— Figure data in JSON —
+---+

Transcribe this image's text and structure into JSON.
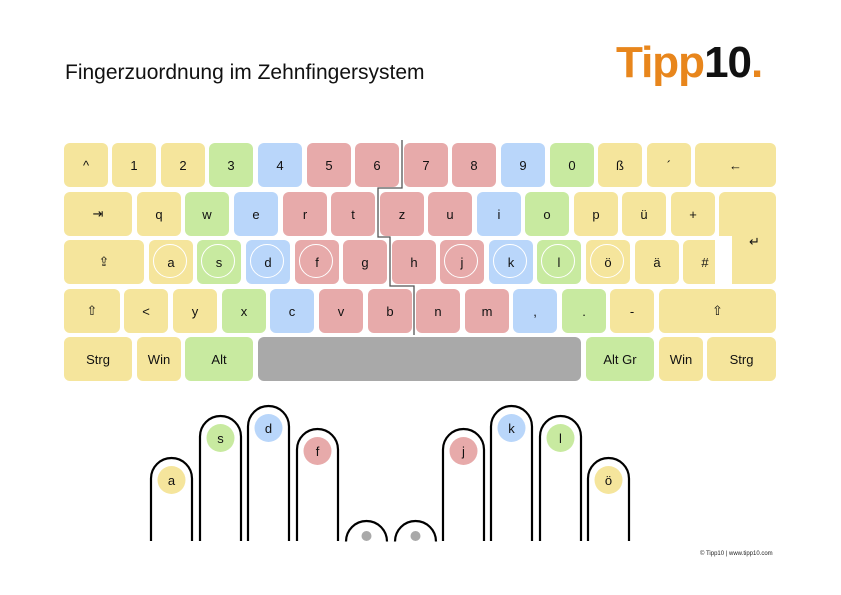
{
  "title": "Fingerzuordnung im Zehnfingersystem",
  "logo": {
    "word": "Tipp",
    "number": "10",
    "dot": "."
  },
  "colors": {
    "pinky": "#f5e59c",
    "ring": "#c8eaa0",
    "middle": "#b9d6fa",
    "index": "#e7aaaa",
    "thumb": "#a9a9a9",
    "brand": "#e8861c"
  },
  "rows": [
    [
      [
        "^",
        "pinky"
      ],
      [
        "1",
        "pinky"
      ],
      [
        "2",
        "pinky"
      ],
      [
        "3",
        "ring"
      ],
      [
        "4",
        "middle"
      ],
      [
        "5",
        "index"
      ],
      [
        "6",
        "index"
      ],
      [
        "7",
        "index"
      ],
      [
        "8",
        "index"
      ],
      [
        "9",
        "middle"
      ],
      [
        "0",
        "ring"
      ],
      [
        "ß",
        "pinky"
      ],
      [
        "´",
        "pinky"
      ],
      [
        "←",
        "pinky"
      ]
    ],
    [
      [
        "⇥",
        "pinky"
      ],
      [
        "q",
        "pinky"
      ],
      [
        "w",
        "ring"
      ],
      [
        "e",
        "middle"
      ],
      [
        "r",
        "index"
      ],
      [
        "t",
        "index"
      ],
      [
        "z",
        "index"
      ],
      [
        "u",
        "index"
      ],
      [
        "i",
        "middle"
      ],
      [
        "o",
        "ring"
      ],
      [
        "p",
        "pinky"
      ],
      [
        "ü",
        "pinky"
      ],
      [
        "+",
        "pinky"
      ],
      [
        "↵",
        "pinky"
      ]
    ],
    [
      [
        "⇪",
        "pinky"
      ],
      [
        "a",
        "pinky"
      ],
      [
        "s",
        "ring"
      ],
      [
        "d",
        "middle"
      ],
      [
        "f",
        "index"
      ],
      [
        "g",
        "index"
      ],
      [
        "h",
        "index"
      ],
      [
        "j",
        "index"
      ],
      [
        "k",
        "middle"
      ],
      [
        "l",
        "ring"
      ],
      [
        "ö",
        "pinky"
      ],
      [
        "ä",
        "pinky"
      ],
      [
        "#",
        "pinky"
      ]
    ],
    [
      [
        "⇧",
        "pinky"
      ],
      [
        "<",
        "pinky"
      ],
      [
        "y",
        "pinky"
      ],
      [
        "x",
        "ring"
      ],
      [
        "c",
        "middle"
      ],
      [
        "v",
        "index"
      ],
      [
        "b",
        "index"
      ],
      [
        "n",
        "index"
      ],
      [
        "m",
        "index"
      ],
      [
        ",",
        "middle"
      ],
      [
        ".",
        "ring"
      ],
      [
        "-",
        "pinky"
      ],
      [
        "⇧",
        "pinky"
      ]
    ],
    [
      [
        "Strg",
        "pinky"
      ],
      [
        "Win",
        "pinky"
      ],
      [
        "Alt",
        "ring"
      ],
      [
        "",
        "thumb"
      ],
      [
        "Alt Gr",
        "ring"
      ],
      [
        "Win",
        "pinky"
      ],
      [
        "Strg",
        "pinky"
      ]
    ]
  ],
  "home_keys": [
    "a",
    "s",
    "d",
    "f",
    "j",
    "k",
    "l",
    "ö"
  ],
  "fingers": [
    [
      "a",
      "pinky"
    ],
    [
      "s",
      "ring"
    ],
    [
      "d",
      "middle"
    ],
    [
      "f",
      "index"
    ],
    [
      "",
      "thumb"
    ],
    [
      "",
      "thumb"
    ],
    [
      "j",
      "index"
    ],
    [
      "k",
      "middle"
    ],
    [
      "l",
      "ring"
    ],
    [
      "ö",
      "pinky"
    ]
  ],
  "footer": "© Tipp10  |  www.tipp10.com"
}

+---+

— Short exercise —
Repeat each line of the records above exactly, but do not copy the pictures.

— Exercise output —
Transcribe this image's text and structure into JSON.
{
  "title": "Fingerzuordnung im Zehnfingersystem",
  "logo": {
    "word": "Tipp",
    "number": "10",
    "dot": "."
  },
  "colors": {
    "pinky": "#f5e59c",
    "ring": "#c8eaa0",
    "middle": "#b9d6fa",
    "index": "#e7aaaa",
    "thumb": "#a9a9a9",
    "brand": "#e8861c"
  },
  "rows": [
    [
      [
        "^",
        "pinky"
      ],
      [
        "1",
        "pinky"
      ],
      [
        "2",
        "pinky"
      ],
      [
        "3",
        "ring"
      ],
      [
        "4",
        "middle"
      ],
      [
        "5",
        "index"
      ],
      [
        "6",
        "index"
      ],
      [
        "7",
        "index"
      ],
      [
        "8",
        "index"
      ],
      [
        "9",
        "middle"
      ],
      [
        "0",
        "ring"
      ],
      [
        "ß",
        "pinky"
      ],
      [
        "´",
        "pinky"
      ],
      [
        "←",
        "pinky"
      ]
    ],
    [
      [
        "⇥",
        "pinky"
      ],
      [
        "q",
        "pinky"
      ],
      [
        "w",
        "ring"
      ],
      [
        "e",
        "middle"
      ],
      [
        "r",
        "index"
      ],
      [
        "t",
        "index"
      ],
      [
        "z",
        "index"
      ],
      [
        "u",
        "index"
      ],
      [
        "i",
        "middle"
      ],
      [
        "o",
        "ring"
      ],
      [
        "p",
        "pinky"
      ],
      [
        "ü",
        "pinky"
      ],
      [
        "+",
        "pinky"
      ],
      [
        "↵",
        "pinky"
      ]
    ],
    [
      [
        "⇪",
        "pinky"
      ],
      [
        "a",
        "pinky"
      ],
      [
        "s",
        "ring"
      ],
      [
        "d",
        "middle"
      ],
      [
        "f",
        "index"
      ],
      [
        "g",
        "index"
      ],
      [
        "h",
        "index"
      ],
      [
        "j",
        "index"
      ],
      [
        "k",
        "middle"
      ],
      [
        "l",
        "ring"
      ],
      [
        "ö",
        "pinky"
      ],
      [
        "ä",
        "pinky"
      ],
      [
        "#",
        "pinky"
      ]
    ],
    [
      [
        "⇧",
        "pinky"
      ],
      [
        "<",
        "pinky"
      ],
      [
        "y",
        "pinky"
      ],
      [
        "x",
        "ring"
      ],
      [
        "c",
        "middle"
      ],
      [
        "v",
        "index"
      ],
      [
        "b",
        "index"
      ],
      [
        "n",
        "index"
      ],
      [
        "m",
        "index"
      ],
      [
        ",",
        "middle"
      ],
      [
        ".",
        "ring"
      ],
      [
        "-",
        "pinky"
      ],
      [
        "⇧",
        "pinky"
      ]
    ],
    [
      [
        "Strg",
        "pinky"
      ],
      [
        "Win",
        "pinky"
      ],
      [
        "Alt",
        "ring"
      ],
      [
        "",
        "thumb"
      ],
      [
        "Alt Gr",
        "ring"
      ],
      [
        "Win",
        "pinky"
      ],
      [
        "Strg",
        "pinky"
      ]
    ]
  ],
  "home_keys": [
    "a",
    "s",
    "d",
    "f",
    "j",
    "k",
    "l",
    "ö"
  ],
  "fingers": [
    [
      "a",
      "pinky"
    ],
    [
      "s",
      "ring"
    ],
    [
      "d",
      "middle"
    ],
    [
      "f",
      "index"
    ],
    [
      "",
      "thumb"
    ],
    [
      "",
      "thumb"
    ],
    [
      "j",
      "index"
    ],
    [
      "k",
      "middle"
    ],
    [
      "l",
      "ring"
    ],
    [
      "ö",
      "pinky"
    ]
  ],
  "footer": "© Tipp10  |  www.tipp10.com"
}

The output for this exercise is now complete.